Stored entries
-- START --

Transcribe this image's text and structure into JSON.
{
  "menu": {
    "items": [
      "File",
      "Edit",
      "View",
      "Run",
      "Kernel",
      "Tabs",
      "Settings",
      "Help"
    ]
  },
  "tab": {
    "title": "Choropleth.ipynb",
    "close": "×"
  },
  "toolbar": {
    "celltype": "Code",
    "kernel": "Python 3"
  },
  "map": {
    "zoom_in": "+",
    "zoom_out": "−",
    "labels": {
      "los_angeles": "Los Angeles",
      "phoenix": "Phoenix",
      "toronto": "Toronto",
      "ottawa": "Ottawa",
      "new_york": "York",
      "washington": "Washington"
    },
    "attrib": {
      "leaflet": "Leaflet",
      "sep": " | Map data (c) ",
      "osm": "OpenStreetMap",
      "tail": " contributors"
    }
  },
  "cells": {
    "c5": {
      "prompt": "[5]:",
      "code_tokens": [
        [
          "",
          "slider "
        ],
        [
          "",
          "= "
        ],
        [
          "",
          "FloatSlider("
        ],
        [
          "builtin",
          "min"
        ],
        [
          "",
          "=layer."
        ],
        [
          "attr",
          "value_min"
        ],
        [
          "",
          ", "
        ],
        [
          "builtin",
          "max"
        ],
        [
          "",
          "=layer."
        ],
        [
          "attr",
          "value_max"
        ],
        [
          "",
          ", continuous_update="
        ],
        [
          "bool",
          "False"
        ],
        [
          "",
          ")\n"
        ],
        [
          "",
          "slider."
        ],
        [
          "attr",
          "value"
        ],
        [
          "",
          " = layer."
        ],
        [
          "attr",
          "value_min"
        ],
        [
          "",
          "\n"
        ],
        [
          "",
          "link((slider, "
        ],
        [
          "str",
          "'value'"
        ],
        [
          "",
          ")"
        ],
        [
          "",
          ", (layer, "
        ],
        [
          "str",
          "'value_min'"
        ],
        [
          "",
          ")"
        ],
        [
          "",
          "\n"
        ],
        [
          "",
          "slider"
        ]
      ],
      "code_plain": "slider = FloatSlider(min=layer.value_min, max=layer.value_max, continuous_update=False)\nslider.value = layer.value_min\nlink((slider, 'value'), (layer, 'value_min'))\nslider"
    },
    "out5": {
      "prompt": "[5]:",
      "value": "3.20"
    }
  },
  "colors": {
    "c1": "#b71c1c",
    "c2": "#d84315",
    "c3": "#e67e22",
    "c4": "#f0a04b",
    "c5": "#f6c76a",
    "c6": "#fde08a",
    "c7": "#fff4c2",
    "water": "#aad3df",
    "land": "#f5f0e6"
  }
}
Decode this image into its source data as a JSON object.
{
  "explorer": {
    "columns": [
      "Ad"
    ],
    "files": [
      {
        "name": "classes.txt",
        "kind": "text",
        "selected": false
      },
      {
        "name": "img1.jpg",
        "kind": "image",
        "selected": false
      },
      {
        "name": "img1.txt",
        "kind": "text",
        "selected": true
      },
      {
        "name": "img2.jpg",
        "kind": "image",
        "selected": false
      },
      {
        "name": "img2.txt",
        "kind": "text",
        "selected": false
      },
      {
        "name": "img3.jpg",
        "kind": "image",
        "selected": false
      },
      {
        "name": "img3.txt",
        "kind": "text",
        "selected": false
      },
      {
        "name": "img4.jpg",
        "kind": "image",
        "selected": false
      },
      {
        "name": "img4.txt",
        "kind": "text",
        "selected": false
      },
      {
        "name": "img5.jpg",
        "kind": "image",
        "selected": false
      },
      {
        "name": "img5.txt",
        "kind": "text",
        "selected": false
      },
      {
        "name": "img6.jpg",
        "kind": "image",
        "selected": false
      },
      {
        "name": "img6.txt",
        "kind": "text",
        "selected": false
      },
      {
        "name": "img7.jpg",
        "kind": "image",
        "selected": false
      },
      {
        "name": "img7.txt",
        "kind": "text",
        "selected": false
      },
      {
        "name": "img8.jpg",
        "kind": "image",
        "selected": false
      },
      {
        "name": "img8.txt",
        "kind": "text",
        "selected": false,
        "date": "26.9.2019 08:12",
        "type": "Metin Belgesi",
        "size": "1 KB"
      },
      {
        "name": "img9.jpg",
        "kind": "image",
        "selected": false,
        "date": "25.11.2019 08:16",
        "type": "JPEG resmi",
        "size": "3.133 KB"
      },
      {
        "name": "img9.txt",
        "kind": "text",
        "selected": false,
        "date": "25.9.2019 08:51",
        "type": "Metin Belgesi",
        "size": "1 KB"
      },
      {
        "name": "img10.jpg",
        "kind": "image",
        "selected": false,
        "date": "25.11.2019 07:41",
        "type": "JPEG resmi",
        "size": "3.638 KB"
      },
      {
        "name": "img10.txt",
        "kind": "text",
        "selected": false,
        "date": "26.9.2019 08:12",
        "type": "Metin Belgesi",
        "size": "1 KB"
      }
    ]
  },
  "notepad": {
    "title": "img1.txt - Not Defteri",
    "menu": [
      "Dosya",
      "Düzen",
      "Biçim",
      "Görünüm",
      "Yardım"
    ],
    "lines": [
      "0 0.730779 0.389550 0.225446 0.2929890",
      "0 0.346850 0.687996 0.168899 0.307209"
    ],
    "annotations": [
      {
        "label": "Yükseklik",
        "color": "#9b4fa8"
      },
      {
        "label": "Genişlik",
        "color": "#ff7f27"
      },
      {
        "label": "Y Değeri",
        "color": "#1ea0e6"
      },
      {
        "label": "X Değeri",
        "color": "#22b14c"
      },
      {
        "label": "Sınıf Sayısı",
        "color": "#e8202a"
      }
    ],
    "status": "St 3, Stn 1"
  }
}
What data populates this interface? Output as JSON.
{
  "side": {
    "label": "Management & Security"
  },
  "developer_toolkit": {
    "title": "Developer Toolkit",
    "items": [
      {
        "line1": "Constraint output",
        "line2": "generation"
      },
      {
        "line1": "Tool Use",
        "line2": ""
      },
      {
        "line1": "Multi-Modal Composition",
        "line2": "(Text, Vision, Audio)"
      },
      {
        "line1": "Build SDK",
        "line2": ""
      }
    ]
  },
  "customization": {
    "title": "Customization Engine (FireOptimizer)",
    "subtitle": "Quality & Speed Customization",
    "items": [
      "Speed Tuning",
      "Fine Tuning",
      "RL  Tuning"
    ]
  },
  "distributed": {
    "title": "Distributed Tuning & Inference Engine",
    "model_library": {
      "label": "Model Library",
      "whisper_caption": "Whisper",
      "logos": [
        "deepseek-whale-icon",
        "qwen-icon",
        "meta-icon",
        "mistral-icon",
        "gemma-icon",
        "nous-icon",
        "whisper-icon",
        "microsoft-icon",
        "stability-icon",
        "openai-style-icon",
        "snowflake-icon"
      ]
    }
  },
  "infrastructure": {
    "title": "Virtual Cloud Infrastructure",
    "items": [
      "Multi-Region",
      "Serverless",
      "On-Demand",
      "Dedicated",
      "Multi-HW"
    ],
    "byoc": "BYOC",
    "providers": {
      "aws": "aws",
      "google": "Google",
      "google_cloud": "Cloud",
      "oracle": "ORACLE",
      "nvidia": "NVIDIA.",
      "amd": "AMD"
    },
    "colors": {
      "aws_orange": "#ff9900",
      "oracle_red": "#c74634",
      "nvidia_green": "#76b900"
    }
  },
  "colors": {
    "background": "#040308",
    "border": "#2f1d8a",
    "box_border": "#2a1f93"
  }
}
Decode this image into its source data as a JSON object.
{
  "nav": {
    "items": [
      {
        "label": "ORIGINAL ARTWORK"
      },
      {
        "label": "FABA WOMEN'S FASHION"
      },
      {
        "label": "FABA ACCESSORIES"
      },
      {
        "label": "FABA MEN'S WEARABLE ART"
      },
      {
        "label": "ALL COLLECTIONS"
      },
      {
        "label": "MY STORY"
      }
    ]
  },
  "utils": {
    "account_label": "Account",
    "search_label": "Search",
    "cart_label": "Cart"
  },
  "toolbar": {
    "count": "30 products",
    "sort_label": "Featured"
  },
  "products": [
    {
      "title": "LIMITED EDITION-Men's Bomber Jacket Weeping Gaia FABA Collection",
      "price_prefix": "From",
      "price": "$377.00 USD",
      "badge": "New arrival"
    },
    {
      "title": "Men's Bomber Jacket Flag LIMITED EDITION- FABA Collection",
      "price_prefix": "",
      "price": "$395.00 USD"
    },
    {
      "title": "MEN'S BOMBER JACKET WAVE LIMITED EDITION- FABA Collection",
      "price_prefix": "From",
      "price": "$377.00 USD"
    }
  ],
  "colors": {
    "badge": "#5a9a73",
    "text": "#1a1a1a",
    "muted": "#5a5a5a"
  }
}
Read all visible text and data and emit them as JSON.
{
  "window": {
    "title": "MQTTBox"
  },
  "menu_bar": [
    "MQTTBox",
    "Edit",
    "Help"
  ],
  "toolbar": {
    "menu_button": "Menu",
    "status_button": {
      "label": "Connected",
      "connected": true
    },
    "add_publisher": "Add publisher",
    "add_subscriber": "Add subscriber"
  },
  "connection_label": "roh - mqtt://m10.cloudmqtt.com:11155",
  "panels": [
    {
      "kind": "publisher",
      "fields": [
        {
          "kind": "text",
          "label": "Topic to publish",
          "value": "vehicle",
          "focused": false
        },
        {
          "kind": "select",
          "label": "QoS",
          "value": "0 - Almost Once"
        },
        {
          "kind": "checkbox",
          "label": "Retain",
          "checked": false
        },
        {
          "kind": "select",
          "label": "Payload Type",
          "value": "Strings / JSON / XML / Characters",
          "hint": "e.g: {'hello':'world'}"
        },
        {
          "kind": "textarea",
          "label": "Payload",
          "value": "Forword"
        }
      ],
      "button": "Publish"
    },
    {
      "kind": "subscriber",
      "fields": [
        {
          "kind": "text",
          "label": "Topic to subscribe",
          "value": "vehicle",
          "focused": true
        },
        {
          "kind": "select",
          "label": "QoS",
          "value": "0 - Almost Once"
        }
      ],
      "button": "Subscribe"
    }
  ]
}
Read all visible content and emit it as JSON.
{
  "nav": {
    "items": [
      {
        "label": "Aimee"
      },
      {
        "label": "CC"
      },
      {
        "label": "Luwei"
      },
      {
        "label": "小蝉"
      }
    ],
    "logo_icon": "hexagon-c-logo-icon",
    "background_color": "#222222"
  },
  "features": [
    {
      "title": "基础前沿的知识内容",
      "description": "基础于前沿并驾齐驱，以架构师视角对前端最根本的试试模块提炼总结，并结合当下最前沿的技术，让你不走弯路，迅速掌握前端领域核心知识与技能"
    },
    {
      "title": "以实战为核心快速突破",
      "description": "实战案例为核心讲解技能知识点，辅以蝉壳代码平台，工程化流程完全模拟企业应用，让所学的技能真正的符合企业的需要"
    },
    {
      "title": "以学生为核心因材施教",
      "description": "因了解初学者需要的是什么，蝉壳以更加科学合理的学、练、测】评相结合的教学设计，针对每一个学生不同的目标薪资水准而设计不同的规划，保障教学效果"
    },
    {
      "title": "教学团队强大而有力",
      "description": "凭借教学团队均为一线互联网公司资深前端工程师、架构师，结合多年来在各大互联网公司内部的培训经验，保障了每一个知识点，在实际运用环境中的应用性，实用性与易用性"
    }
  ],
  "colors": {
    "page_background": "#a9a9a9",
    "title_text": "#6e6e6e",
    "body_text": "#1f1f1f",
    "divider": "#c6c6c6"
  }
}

-- END --

§ What to work on:
Lines containing the word "Read" are to be counted in the listing; state their number alone.

§ Final answer:
2